Required work:
In the entries below, count the lines holding "JSON". Reply with the number only.

[Records from a collection of figures]
** Start **

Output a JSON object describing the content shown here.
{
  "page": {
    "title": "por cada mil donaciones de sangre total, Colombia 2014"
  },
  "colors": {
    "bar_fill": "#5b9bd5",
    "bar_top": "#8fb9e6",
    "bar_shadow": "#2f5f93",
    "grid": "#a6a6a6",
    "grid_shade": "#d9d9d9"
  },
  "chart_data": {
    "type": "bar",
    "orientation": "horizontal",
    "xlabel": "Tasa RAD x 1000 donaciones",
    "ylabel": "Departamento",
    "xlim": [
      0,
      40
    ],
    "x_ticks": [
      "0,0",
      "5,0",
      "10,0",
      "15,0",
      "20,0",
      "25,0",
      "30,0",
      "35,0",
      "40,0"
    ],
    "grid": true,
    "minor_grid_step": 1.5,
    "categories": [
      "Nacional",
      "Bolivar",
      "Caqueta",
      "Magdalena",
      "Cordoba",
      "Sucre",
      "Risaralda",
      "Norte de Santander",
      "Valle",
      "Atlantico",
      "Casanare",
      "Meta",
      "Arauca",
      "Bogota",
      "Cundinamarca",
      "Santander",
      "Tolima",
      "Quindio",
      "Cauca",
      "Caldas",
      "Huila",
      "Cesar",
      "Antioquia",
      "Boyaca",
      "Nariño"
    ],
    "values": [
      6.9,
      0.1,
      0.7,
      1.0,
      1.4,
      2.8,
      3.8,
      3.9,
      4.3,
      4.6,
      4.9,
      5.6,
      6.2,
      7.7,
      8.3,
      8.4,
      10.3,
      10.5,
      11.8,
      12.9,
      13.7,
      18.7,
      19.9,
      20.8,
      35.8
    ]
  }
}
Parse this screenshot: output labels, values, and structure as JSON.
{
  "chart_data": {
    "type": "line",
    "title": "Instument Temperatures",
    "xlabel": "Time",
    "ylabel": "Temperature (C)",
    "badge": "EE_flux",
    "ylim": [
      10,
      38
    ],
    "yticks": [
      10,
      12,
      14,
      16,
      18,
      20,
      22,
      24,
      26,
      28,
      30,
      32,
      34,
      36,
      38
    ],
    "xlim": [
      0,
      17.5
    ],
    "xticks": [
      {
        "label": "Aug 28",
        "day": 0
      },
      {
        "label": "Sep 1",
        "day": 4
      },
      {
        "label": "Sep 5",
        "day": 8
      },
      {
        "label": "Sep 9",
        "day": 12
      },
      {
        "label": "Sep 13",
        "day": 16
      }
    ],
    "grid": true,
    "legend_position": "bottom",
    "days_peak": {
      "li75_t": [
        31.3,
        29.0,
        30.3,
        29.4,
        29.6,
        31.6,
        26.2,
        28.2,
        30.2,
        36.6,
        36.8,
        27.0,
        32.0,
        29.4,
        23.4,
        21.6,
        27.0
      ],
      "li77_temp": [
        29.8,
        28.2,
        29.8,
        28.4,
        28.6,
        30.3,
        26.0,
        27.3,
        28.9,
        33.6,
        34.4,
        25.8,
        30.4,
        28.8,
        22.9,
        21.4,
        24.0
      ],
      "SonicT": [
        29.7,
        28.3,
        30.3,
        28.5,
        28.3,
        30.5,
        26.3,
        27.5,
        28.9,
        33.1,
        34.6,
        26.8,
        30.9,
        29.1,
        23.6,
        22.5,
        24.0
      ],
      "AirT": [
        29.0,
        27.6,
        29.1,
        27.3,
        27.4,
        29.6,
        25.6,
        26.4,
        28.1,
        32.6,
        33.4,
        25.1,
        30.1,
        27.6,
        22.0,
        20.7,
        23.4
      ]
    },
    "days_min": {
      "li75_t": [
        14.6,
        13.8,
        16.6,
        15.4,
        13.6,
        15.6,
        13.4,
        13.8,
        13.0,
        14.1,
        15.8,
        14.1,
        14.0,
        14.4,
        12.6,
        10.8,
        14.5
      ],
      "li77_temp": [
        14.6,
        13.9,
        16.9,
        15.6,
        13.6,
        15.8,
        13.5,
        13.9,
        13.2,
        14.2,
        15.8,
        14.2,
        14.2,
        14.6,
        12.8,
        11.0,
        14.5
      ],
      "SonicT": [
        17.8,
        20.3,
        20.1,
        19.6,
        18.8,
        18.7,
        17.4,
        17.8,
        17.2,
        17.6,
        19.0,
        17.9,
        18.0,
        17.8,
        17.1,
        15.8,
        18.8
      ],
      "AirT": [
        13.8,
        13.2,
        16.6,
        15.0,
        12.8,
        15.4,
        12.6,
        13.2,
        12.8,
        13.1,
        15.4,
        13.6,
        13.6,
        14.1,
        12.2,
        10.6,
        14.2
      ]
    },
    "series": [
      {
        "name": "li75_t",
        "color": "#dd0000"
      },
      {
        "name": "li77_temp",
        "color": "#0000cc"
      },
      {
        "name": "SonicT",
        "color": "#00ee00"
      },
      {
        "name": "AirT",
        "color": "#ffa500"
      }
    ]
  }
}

** End **

Response below:
2